■ EXERCISE 1
Name every person mentioned by name in the passage below on the Texas Longhorns basketball season.

■ PASSAGE PROVIDED
-*-
Texas Longhorns fans have been through an understandable amount of frustration as they watched Shaka Smart & Co. follow a 20-win, NCAA Tournament appearance season with one of the worst basketball seasons since Bob Weltlich was tossed out of Frank Erwin Center in the late 1980s. The reasons for these struggles are manifest, and there are a few recurring themes in comments sections across the burnt orange landscape. Some of these answers seem simple, and their appeal lies in their theoretical simplicity. But as often happens in life, simple answers tend to get increasingly complicated the further you dig into them. I think it might be helpful to re-frame the answers less in an “insert Tab A into Slot B” presto change-o solution and more into the consequences of each move, as I think it will help illuminate why Texas is where it is and why the coaching staff made some of the decisions that led Texas onto the path they’re on. One point I feel really needs hammering home:

When you consider the choices the coaching staff made, it is vital to look at it not as a matter of solving a problem, rather as a cost/benefit analysis with pros and cons inherent in each choice. Some of these pros and cons will not manifest immediately and are better understood on a multi-year timeline.

I am compelled to point out that I’m not attempting to refute or endorse these ideas so much as providing context on why these decisions were made; this is less about whether the decisions were the correct ones than it is an attempt to look at the decisions from the coaching staff’s point of view. With that in mind, let’s begin.

Shaka should have recruited a point guard this year

This is the big one that should probably be pinned to the top of every basketball thread, because it’s what nearly everybody harps on as Shaka’s biggest failure to date. To vet this statement, I’m flipping the calendar back to April 2015 when Shaka Smart was hired. Smart has to not only keep the current Texas class (which consisted of Eric Davis Jr and Kerwin Roach Jr) together, but persuade the current starting PG Isaiah Taylor to return to Texas for another season when he has one foot in the NBA Draft. If Smart was still at VCU, all his current energy would be spent on future recruiting classes; instead, at Texas he is having to focus on retaining the current class as well as the engine of the current roster. The here and now is not stabilized, much less future classes. Hold onto that thought while I weave another thread, we’re coming back to it.
-*-
■ INFORMATION SHOWN
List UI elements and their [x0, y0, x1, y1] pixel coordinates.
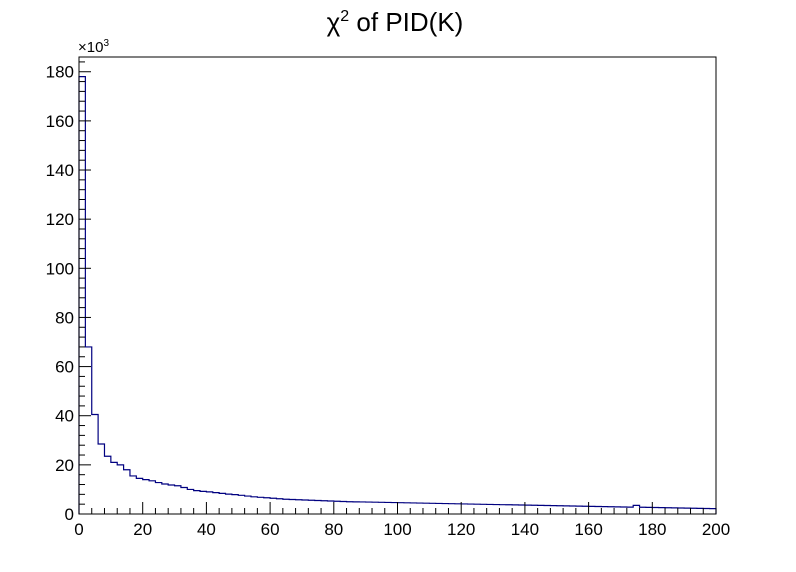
chart-title: χ2 of PID(K)	[327, 7, 464, 37]
x-tick-label: 60	[261, 520, 280, 539]
y-tick-label: 60	[55, 358, 74, 377]
chart-title-suffix: of PID(K)	[349, 7, 463, 37]
y-axis-multiplier: ×103	[78, 38, 109, 56]
x-tick-label: 0	[74, 520, 83, 539]
y-tick-label: 20	[55, 456, 74, 475]
x-tick-label: 20	[133, 520, 152, 539]
y-tick-label: 180	[46, 63, 74, 82]
y-tick-label: 140	[46, 161, 74, 180]
y-axis-multiplier-exponent: 3	[103, 38, 109, 49]
y-axis-ticks: 0 20 40 60 80 100 120 140 160 180	[46, 61, 91, 524]
chart-title-superscript: 2	[340, 8, 349, 25]
y-tick-label: 0	[65, 505, 74, 524]
x-tick-label: 100	[383, 520, 411, 539]
y-tick-label: 40	[55, 407, 74, 426]
x-axis-ticks: 0 20 40 60 80 100 120 140 160 180 200	[74, 502, 730, 539]
x-tick-label: 180	[638, 520, 666, 539]
plot-frame	[78, 56, 717, 515]
x-tick-label: 140	[511, 520, 539, 539]
x-tick-label: 40	[197, 520, 216, 539]
chart-title-main: χ	[327, 7, 341, 37]
y-tick-label: 160	[46, 112, 74, 131]
y-tick-label: 80	[55, 308, 74, 327]
x-tick-label: 120	[447, 520, 475, 539]
y-tick-label: 100	[46, 259, 74, 278]
x-tick-label: 80	[324, 520, 343, 539]
y-tick-label: 120	[46, 210, 74, 229]
y-axis-multiplier-prefix: ×10	[78, 39, 103, 56]
x-tick-label: 160	[574, 520, 602, 539]
x-tick-label: 200	[702, 520, 730, 539]
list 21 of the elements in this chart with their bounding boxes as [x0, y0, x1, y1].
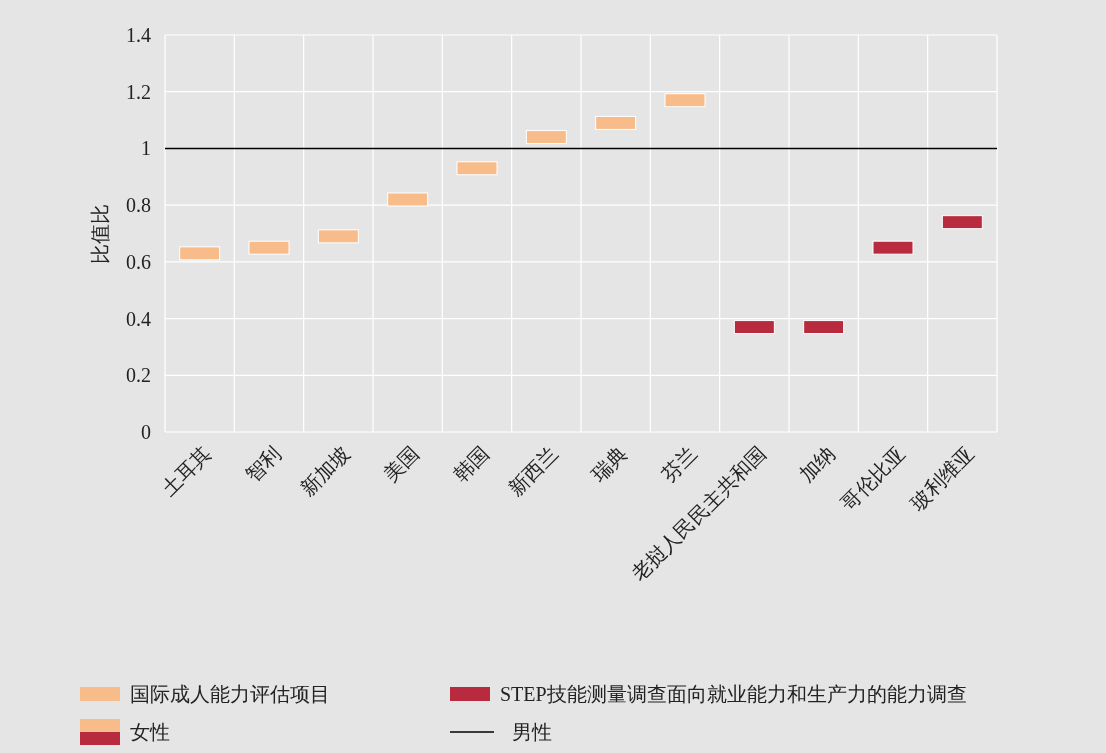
x-tick-label: 新西兰 [504, 442, 563, 501]
legend-label: STEP技能测量调查面向就业能力和生产力的能力调查 [500, 683, 967, 705]
y-tick-label: 0.8 [126, 194, 151, 217]
x-tick-label: 新加坡 [296, 442, 355, 501]
legend-label: 男性 [512, 721, 552, 743]
legend-label: 国际成人能力评估项目 [130, 683, 330, 705]
y-tick-label: 1.2 [126, 80, 151, 103]
y-axis-title: 比值比 [89, 203, 111, 264]
x-tick-label: 芬兰 [656, 442, 701, 487]
y-tick-label: 0.4 [126, 307, 151, 330]
y-tick-label: 0.2 [126, 364, 151, 387]
x-tick-label: 瑞典 [587, 442, 632, 487]
y-tick-label: 1 [141, 137, 151, 160]
x-tick-label: 韩国 [448, 442, 493, 487]
x-tick-label: 智利 [240, 442, 285, 487]
legend-title: 女性 [130, 721, 170, 743]
y-tick-label: 1.4 [126, 24, 151, 46]
x-tick-label: 土耳其 [157, 442, 216, 501]
x-tick-label: 美国 [379, 442, 424, 487]
y-tick-label: 0.6 [126, 250, 151, 273]
y-tick-label: 0 [141, 421, 151, 443]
-*-
■ EXERCISE 2
In the records, copy the lines from the line containing "x-tick-label: 新西兰 [504, 442, 563, 501]" through the line containing "y-tick-label: 0.4 [126, 307, 151, 330]", keeping both of those lines.

■ ANSWER 1
Shaka Smart, Bob Weltlich, Eric Davis Jr, Kerwin Roach Jr, Isaiah Taylor

■ ANSWER 2
x-tick-label: 新西兰 [504, 442, 563, 501]
legend-label: STEP技能测量调查面向就业能力和生产力的能力调查 [500, 683, 967, 705]
y-tick-label: 0.8 [126, 194, 151, 217]
x-tick-label: 新加坡 [296, 442, 355, 501]
legend-label: 男性 [512, 721, 552, 743]
legend-label: 国际成人能力评估项目 [130, 683, 330, 705]
y-tick-label: 1.2 [126, 80, 151, 103]
y-axis-title: 比值比 [89, 203, 111, 264]
x-tick-label: 芬兰 [656, 442, 701, 487]
y-tick-label: 0.4 [126, 307, 151, 330]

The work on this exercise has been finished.